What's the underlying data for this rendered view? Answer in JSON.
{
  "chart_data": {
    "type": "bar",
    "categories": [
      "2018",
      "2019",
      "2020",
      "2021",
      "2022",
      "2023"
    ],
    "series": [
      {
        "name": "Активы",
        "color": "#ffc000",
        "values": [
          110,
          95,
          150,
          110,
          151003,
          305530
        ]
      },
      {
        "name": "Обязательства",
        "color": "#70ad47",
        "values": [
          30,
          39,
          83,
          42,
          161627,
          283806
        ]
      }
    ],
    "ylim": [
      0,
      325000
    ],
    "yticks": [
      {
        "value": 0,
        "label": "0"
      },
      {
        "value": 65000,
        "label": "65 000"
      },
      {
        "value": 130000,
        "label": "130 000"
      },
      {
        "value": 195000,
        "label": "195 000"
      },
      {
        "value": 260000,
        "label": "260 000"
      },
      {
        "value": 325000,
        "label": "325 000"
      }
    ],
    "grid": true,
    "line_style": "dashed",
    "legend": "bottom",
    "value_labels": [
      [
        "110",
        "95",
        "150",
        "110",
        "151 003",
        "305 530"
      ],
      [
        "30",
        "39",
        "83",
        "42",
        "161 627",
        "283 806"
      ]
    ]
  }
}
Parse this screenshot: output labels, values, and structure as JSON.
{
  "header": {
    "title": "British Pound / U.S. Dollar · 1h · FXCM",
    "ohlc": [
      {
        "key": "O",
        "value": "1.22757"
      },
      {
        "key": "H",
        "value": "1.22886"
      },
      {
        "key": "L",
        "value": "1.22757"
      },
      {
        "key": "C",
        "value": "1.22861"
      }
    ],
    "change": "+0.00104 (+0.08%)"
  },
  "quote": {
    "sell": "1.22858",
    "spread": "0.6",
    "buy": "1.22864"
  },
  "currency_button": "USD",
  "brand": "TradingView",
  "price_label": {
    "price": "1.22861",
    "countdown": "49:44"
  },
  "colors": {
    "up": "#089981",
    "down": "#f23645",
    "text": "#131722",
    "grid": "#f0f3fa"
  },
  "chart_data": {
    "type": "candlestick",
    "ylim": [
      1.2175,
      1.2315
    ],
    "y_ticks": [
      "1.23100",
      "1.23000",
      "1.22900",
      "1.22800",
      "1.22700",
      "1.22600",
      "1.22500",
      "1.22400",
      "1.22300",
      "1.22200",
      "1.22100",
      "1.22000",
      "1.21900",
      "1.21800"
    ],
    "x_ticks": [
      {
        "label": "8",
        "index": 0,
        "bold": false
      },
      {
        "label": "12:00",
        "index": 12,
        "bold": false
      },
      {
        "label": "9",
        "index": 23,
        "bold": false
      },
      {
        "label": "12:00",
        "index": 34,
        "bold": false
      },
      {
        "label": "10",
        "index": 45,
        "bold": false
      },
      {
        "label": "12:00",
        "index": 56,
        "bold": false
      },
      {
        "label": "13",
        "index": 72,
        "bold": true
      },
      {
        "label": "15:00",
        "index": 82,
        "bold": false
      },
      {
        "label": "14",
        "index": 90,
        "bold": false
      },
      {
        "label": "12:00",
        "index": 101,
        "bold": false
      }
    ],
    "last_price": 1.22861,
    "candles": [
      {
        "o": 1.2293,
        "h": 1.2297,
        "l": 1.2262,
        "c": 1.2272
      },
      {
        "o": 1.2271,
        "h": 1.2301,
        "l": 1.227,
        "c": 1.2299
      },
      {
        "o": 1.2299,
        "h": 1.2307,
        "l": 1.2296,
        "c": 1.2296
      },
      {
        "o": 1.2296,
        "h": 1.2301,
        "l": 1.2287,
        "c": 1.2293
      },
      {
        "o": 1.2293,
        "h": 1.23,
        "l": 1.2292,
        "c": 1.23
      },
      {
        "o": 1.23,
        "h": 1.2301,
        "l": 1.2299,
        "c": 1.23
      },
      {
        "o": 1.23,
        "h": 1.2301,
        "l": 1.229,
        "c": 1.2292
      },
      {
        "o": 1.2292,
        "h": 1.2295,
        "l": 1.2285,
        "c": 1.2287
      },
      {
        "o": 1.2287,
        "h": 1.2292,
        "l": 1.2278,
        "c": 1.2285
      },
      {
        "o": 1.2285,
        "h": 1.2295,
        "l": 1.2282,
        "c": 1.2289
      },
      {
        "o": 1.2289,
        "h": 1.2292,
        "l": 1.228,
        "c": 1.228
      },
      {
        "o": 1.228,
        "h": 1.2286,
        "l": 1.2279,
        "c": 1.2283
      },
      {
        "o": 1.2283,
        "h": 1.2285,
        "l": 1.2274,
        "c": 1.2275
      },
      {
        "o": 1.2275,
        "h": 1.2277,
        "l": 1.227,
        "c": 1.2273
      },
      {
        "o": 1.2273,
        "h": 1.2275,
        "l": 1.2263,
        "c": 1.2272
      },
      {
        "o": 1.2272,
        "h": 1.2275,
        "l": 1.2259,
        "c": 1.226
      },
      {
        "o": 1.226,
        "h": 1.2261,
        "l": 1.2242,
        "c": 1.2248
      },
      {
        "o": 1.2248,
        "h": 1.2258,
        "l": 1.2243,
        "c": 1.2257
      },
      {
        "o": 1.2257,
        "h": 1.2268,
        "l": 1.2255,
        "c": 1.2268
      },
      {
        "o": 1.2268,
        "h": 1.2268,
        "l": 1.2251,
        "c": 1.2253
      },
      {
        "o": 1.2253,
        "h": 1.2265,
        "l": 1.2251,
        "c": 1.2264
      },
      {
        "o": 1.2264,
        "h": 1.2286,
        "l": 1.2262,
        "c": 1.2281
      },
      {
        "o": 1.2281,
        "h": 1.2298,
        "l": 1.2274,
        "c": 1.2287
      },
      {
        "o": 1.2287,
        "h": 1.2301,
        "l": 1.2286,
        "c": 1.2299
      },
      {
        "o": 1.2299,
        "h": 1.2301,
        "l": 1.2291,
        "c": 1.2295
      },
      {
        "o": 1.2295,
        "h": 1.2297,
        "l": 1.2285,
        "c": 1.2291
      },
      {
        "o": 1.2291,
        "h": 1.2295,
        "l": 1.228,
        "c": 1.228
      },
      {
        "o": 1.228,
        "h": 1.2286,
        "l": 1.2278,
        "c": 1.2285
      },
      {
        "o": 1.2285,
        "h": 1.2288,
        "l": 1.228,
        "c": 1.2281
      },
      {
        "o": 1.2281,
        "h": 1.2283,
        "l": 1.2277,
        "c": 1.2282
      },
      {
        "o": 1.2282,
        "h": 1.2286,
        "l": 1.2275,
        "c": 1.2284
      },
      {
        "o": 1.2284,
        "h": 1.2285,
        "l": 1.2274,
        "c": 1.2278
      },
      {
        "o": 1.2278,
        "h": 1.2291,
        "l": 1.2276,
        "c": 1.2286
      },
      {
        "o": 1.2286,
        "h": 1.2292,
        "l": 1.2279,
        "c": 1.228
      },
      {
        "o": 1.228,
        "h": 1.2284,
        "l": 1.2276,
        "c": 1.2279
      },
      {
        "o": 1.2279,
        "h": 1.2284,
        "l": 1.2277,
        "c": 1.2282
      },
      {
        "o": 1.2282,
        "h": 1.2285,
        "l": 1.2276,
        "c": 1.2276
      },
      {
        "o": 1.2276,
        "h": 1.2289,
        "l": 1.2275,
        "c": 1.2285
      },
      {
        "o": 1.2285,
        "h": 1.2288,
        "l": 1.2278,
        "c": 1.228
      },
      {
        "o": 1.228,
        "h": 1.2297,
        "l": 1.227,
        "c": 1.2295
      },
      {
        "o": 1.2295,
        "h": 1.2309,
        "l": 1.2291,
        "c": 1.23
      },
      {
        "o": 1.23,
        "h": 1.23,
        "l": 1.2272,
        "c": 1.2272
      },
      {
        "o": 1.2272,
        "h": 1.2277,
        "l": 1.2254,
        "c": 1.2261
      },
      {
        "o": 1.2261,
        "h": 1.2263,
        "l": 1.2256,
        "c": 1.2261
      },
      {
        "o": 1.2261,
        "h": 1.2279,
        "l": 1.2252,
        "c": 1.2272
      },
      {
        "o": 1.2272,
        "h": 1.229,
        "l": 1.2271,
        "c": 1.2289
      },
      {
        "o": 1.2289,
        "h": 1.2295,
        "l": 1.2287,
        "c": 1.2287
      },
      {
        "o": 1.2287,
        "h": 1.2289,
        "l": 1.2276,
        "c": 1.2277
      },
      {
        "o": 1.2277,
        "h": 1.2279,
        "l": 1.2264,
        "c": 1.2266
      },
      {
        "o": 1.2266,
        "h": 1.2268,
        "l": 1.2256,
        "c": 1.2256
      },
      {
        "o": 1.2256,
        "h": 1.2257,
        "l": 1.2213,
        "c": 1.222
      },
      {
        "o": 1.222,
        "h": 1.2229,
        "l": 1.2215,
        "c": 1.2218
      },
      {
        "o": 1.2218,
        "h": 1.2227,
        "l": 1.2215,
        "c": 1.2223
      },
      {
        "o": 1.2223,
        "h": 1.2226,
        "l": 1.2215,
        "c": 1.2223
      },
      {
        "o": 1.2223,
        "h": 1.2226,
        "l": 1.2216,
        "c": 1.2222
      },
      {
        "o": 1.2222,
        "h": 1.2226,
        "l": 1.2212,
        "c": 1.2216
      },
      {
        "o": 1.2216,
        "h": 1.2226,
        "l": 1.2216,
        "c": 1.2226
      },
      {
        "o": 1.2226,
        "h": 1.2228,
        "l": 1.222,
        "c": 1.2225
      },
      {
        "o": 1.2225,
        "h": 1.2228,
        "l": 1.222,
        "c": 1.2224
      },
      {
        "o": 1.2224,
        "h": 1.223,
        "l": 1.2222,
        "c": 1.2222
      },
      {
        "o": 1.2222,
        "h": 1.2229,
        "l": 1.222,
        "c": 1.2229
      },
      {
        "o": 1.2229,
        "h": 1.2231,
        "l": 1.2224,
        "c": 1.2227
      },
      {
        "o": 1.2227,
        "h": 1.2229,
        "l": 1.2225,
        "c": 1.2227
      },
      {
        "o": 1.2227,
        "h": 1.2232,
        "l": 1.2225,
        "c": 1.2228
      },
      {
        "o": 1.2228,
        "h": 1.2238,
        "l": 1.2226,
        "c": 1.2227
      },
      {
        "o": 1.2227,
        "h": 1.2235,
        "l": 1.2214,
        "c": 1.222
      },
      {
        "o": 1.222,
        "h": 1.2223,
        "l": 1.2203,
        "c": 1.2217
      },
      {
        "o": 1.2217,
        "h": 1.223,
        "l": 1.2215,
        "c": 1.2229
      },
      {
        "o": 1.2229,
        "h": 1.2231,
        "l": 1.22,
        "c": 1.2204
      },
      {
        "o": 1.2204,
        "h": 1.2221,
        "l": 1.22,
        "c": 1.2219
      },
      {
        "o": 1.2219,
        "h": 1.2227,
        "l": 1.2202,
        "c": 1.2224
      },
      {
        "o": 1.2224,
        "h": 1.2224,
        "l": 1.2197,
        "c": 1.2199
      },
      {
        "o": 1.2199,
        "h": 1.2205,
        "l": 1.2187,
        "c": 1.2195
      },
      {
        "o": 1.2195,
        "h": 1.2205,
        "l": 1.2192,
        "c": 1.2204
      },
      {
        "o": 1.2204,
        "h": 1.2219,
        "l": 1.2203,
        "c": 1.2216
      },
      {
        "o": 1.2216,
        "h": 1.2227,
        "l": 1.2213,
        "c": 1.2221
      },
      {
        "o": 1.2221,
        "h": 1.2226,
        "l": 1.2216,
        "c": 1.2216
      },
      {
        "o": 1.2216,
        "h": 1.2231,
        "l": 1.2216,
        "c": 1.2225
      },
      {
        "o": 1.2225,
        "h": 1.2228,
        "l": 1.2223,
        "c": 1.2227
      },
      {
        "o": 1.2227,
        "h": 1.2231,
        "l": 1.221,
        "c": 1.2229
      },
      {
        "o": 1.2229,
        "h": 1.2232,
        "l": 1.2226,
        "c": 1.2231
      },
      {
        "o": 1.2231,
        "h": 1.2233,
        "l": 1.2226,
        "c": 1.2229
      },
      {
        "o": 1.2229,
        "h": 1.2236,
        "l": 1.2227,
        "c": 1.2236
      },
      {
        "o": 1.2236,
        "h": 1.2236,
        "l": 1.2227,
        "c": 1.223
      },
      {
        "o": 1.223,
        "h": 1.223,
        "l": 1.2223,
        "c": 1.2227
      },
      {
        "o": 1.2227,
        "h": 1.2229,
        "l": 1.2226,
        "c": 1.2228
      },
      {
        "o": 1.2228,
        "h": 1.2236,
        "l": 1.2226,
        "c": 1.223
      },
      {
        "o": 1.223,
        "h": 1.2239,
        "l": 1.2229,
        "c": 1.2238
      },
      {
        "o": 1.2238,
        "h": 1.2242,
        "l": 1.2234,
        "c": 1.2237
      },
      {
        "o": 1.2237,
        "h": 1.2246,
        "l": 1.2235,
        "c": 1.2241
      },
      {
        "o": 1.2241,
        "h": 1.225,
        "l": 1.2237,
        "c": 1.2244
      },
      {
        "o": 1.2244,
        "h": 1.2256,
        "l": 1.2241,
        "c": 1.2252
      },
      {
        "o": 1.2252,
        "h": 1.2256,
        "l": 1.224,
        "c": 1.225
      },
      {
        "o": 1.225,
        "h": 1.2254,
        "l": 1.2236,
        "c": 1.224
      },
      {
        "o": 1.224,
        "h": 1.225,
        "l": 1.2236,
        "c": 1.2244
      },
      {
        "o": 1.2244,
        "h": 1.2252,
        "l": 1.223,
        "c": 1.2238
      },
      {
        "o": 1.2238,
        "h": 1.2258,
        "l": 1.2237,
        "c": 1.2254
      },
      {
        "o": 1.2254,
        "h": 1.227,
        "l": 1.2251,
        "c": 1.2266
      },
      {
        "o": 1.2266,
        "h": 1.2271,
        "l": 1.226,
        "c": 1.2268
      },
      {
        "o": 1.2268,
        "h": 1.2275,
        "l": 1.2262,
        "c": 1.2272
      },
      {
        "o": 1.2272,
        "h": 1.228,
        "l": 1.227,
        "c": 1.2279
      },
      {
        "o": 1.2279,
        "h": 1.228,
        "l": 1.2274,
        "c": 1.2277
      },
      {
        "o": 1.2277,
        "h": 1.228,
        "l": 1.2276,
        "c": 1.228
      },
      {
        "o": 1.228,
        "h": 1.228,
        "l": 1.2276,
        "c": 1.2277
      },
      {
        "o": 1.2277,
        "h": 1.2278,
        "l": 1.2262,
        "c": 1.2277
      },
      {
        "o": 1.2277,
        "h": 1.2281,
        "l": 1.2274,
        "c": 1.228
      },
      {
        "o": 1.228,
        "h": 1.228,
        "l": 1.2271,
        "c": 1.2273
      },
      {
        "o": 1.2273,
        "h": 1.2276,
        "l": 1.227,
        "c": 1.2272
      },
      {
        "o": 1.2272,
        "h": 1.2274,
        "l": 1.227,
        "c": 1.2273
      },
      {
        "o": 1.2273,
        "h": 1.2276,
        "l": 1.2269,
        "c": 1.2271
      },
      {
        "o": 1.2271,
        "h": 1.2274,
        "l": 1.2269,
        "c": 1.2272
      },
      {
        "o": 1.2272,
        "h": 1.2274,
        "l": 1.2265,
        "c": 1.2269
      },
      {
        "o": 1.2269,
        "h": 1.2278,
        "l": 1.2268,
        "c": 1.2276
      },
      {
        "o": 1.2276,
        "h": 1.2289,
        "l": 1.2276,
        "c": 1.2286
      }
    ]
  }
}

──────

### Aim of the task
Pick out each line containing "index" and report it.

### Full output
        "index": 0,
        "index": 12,
        "index": 23,
        "index": 34,
        "index": 45,
        "index": 56,
        "index": 72,
        "index": 82,
        "index": 90,
        "index": 101,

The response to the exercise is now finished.